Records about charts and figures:
· · · · ·
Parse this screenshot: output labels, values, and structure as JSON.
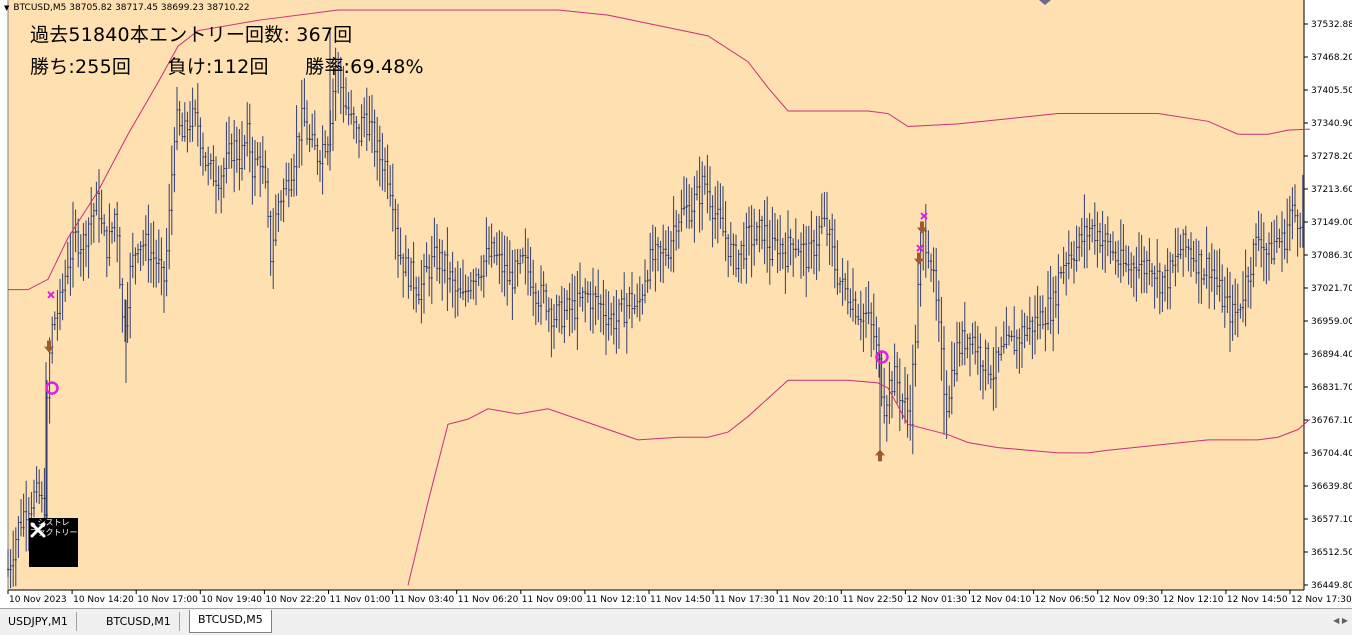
{
  "header": {
    "symbol_info": "BTCUSD,M5  38705.82 38717.45 38699.23 38710.22"
  },
  "stats": {
    "line1": "過去51840本エントリー回数: 367回",
    "wins": "勝ち:255回",
    "losses": "負け:112回",
    "winrate": "勝率:69.48%"
  },
  "logo": {
    "line1": "シストレ",
    "line2": "ファクトリー"
  },
  "colors": {
    "background": "#FFE0B0",
    "candle": "#2f3d6e",
    "band": "#c8307a",
    "marker_magenta": "#e020e0",
    "arrow_brown": "#9c5a2e"
  },
  "price_axis": [
    "37532.88",
    "37468.20",
    "37405.50",
    "37340.90",
    "37278.20",
    "37213.60",
    "37149.00",
    "37086.30",
    "37021.70",
    "36959.00",
    "36894.40",
    "36831.70",
    "36767.10",
    "36704.40",
    "36639.80",
    "36577.10",
    "36512.50",
    "36449.80"
  ],
  "time_axis": [
    "10 Nov 2023",
    "10 Nov 14:20",
    "10 Nov 17:00",
    "10 Nov 19:40",
    "10 Nov 22:20",
    "11 Nov 01:00",
    "11 Nov 03:40",
    "11 Nov 06:20",
    "11 Nov 09:00",
    "11 Nov 12:10",
    "11 Nov 14:50",
    "11 Nov 17:30",
    "11 Nov 20:10",
    "11 Nov 22:50",
    "12 Nov 01:30",
    "12 Nov 04:10",
    "12 Nov 06:50",
    "12 Nov 09:30",
    "12 Nov 12:10",
    "12 Nov 14:50",
    "12 Nov 17:30"
  ],
  "tabs": [
    {
      "label": "USDJPY,M1",
      "active": false
    },
    {
      "label": "BTCUSD,M1",
      "active": false
    },
    {
      "label": "BTCUSD,M5",
      "active": true
    }
  ],
  "chart_data": {
    "type": "candlestick",
    "symbol": "BTCUSD",
    "timeframe": "M5",
    "ylim": [
      36449.8,
      37560.0
    ],
    "close_path": [
      [
        0,
        36480
      ],
      [
        5,
        36520
      ],
      [
        10,
        36560
      ],
      [
        18,
        36600
      ],
      [
        25,
        36620
      ],
      [
        32,
        36620
      ],
      [
        36,
        36580
      ],
      [
        40,
        36860
      ],
      [
        45,
        36960
      ],
      [
        52,
        36990
      ],
      [
        60,
        37080
      ],
      [
        68,
        37120
      ],
      [
        75,
        37110
      ],
      [
        82,
        37160
      ],
      [
        90,
        37190
      ],
      [
        95,
        37120
      ],
      [
        100,
        37100
      ],
      [
        108,
        37180
      ],
      [
        115,
        36940
      ],
      [
        122,
        37050
      ],
      [
        130,
        37120
      ],
      [
        140,
        37100
      ],
      [
        150,
        37070
      ],
      [
        155,
        37020
      ],
      [
        160,
        37120
      ],
      [
        167,
        37350
      ],
      [
        175,
        37310
      ],
      [
        182,
        37350
      ],
      [
        190,
        37340
      ],
      [
        195,
        37290
      ],
      [
        200,
        37250
      ],
      [
        210,
        37240
      ],
      [
        218,
        37260
      ],
      [
        225,
        37300
      ],
      [
        232,
        37270
      ],
      [
        240,
        37320
      ],
      [
        245,
        37250
      ],
      [
        252,
        37280
      ],
      [
        258,
        37200
      ],
      [
        262,
        37080
      ],
      [
        270,
        37190
      ],
      [
        278,
        37220
      ],
      [
        285,
        37270
      ],
      [
        290,
        37320
      ],
      [
        295,
        37350
      ],
      [
        302,
        37300
      ],
      [
        310,
        37280
      ],
      [
        320,
        37320
      ],
      [
        328,
        37460
      ],
      [
        335,
        37390
      ],
      [
        342,
        37350
      ],
      [
        350,
        37310
      ],
      [
        356,
        37360
      ],
      [
        362,
        37330
      ],
      [
        370,
        37280
      ],
      [
        378,
        37260
      ],
      [
        385,
        37200
      ],
      [
        390,
        37100
      ],
      [
        398,
        37060
      ],
      [
        405,
        37040
      ],
      [
        412,
        37020
      ],
      [
        420,
        37060
      ],
      [
        428,
        37080
      ],
      [
        435,
        37070
      ],
      [
        442,
        37040
      ],
      [
        448,
        37010
      ],
      [
        455,
        37000
      ],
      [
        462,
        37050
      ],
      [
        470,
        37060
      ],
      [
        478,
        37080
      ],
      [
        485,
        37090
      ],
      [
        492,
        37070
      ],
      [
        500,
        37040
      ],
      [
        508,
        37050
      ],
      [
        515,
        37070
      ],
      [
        522,
        37050
      ],
      [
        530,
        37010
      ],
      [
        538,
        37000
      ],
      [
        545,
        36970
      ],
      [
        552,
        36970
      ],
      [
        560,
        36980
      ],
      [
        570,
        36990
      ],
      [
        578,
        37010
      ],
      [
        585,
        37000
      ],
      [
        592,
        36990
      ],
      [
        600,
        36970
      ],
      [
        608,
        36960
      ],
      [
        615,
        36980
      ],
      [
        622,
        37000
      ],
      [
        630,
        36980
      ],
      [
        638,
        37060
      ],
      [
        645,
        37080
      ],
      [
        652,
        37080
      ],
      [
        660,
        37100
      ],
      [
        668,
        37160
      ],
      [
        675,
        37170
      ],
      [
        682,
        37180
      ],
      [
        690,
        37200
      ],
      [
        696,
        37230
      ],
      [
        702,
        37200
      ],
      [
        710,
        37150
      ],
      [
        718,
        37120
      ],
      [
        725,
        37080
      ],
      [
        732,
        37090
      ],
      [
        740,
        37120
      ],
      [
        748,
        37120
      ],
      [
        755,
        37140
      ],
      [
        762,
        37090
      ],
      [
        770,
        37110
      ],
      [
        778,
        37090
      ],
      [
        785,
        37120
      ],
      [
        792,
        37100
      ],
      [
        800,
        37080
      ],
      [
        807,
        37110
      ],
      [
        814,
        37150
      ],
      [
        820,
        37130
      ],
      [
        826,
        37070
      ],
      [
        835,
        37020
      ],
      [
        842,
        37010
      ],
      [
        850,
        36980
      ],
      [
        858,
        36970
      ],
      [
        866,
        36930
      ],
      [
        872,
        36860
      ],
      [
        876,
        36800
      ],
      [
        882,
        36840
      ],
      [
        888,
        36850
      ],
      [
        895,
        36800
      ],
      [
        902,
        36780
      ],
      [
        908,
        36950
      ],
      [
        912,
        37080
      ],
      [
        916,
        37130
      ],
      [
        922,
        37090
      ],
      [
        928,
        36990
      ],
      [
        934,
        36870
      ],
      [
        938,
        36800
      ],
      [
        942,
        36840
      ],
      [
        948,
        36900
      ],
      [
        955,
        36920
      ],
      [
        962,
        36940
      ],
      [
        970,
        36900
      ],
      [
        978,
        36880
      ],
      [
        985,
        36860
      ],
      [
        992,
        36890
      ],
      [
        1000,
        36910
      ],
      [
        1008,
        36920
      ],
      [
        1015,
        36940
      ],
      [
        1022,
        36950
      ],
      [
        1030,
        36960
      ],
      [
        1037,
        36980
      ],
      [
        1045,
        36990
      ],
      [
        1052,
        37060
      ],
      [
        1060,
        37090
      ],
      [
        1068,
        37100
      ],
      [
        1075,
        37120
      ],
      [
        1082,
        37140
      ],
      [
        1090,
        37130
      ],
      [
        1098,
        37110
      ],
      [
        1105,
        37090
      ],
      [
        1112,
        37070
      ],
      [
        1120,
        37060
      ],
      [
        1128,
        37080
      ],
      [
        1135,
        37060
      ],
      [
        1142,
        37080
      ],
      [
        1150,
        37040
      ],
      [
        1158,
        37040
      ],
      [
        1165,
        37060
      ],
      [
        1172,
        37100
      ],
      [
        1180,
        37100
      ],
      [
        1188,
        37080
      ],
      [
        1195,
        37060
      ],
      [
        1202,
        37070
      ],
      [
        1210,
        37020
      ],
      [
        1218,
        36990
      ],
      [
        1225,
        36970
      ],
      [
        1230,
        36980
      ],
      [
        1238,
        37040
      ],
      [
        1245,
        37090
      ],
      [
        1252,
        37130
      ],
      [
        1260,
        37080
      ],
      [
        1268,
        37120
      ],
      [
        1275,
        37110
      ],
      [
        1282,
        37170
      ],
      [
        1290,
        37160
      ],
      [
        1297,
        37180
      ],
      [
        1302,
        37160
      ]
    ],
    "upper_band": [
      [
        0,
        37020
      ],
      [
        20,
        37020
      ],
      [
        40,
        37040
      ],
      [
        60,
        37120
      ],
      [
        90,
        37210
      ],
      [
        120,
        37320
      ],
      [
        150,
        37420
      ],
      [
        170,
        37490
      ],
      [
        190,
        37520
      ],
      [
        250,
        37540
      ],
      [
        330,
        37560
      ],
      [
        400,
        37560
      ],
      [
        550,
        37560
      ],
      [
        600,
        37550
      ],
      [
        650,
        37530
      ],
      [
        700,
        37510
      ],
      [
        740,
        37460
      ],
      [
        760,
        37410
      ],
      [
        780,
        37365
      ],
      [
        800,
        37365
      ],
      [
        860,
        37365
      ],
      [
        880,
        37360
      ],
      [
        900,
        37335
      ],
      [
        950,
        37340
      ],
      [
        1000,
        37350
      ],
      [
        1050,
        37360
      ],
      [
        1100,
        37360
      ],
      [
        1150,
        37360
      ],
      [
        1200,
        37345
      ],
      [
        1230,
        37320
      ],
      [
        1260,
        37320
      ],
      [
        1280,
        37328
      ],
      [
        1302,
        37330
      ]
    ],
    "lower_band": [
      [
        400,
        36449
      ],
      [
        420,
        36610
      ],
      [
        440,
        36760
      ],
      [
        460,
        36770
      ],
      [
        480,
        36790
      ],
      [
        510,
        36780
      ],
      [
        540,
        36790
      ],
      [
        570,
        36770
      ],
      [
        600,
        36750
      ],
      [
        630,
        36730
      ],
      [
        670,
        36735
      ],
      [
        700,
        36735
      ],
      [
        720,
        36745
      ],
      [
        740,
        36775
      ],
      [
        760,
        36810
      ],
      [
        780,
        36845
      ],
      [
        800,
        36845
      ],
      [
        840,
        36845
      ],
      [
        870,
        36840
      ],
      [
        880,
        36830
      ],
      [
        900,
        36760
      ],
      [
        940,
        36740
      ],
      [
        960,
        36725
      ],
      [
        990,
        36715
      ],
      [
        1020,
        36710
      ],
      [
        1050,
        36705
      ],
      [
        1080,
        36705
      ],
      [
        1100,
        36710
      ],
      [
        1150,
        36720
      ],
      [
        1200,
        36730
      ],
      [
        1250,
        36730
      ],
      [
        1270,
        36735
      ],
      [
        1290,
        36750
      ],
      [
        1302,
        36770
      ]
    ],
    "markers": [
      {
        "type": "circle",
        "x": 44,
        "y": 36830
      },
      {
        "type": "circle",
        "x": 874,
        "y": 36890
      },
      {
        "type": "arrow_up",
        "x": 872,
        "y": 36700
      },
      {
        "type": "arrow_down",
        "x": 41,
        "y": 36910
      },
      {
        "type": "arrow_down",
        "x": 911,
        "y": 37080
      },
      {
        "type": "arrow_down",
        "x": 914,
        "y": 37140
      },
      {
        "type": "cross",
        "x": 43,
        "y": 37010
      },
      {
        "type": "cross",
        "x": 912,
        "y": 37100
      },
      {
        "type": "cross",
        "x": 916,
        "y": 37162
      }
    ]
  }
}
· · · · ·
Objective — Determine the number of lines where the string "BTCUSD" occurs, and give that number only.

Solution to this exercise — 4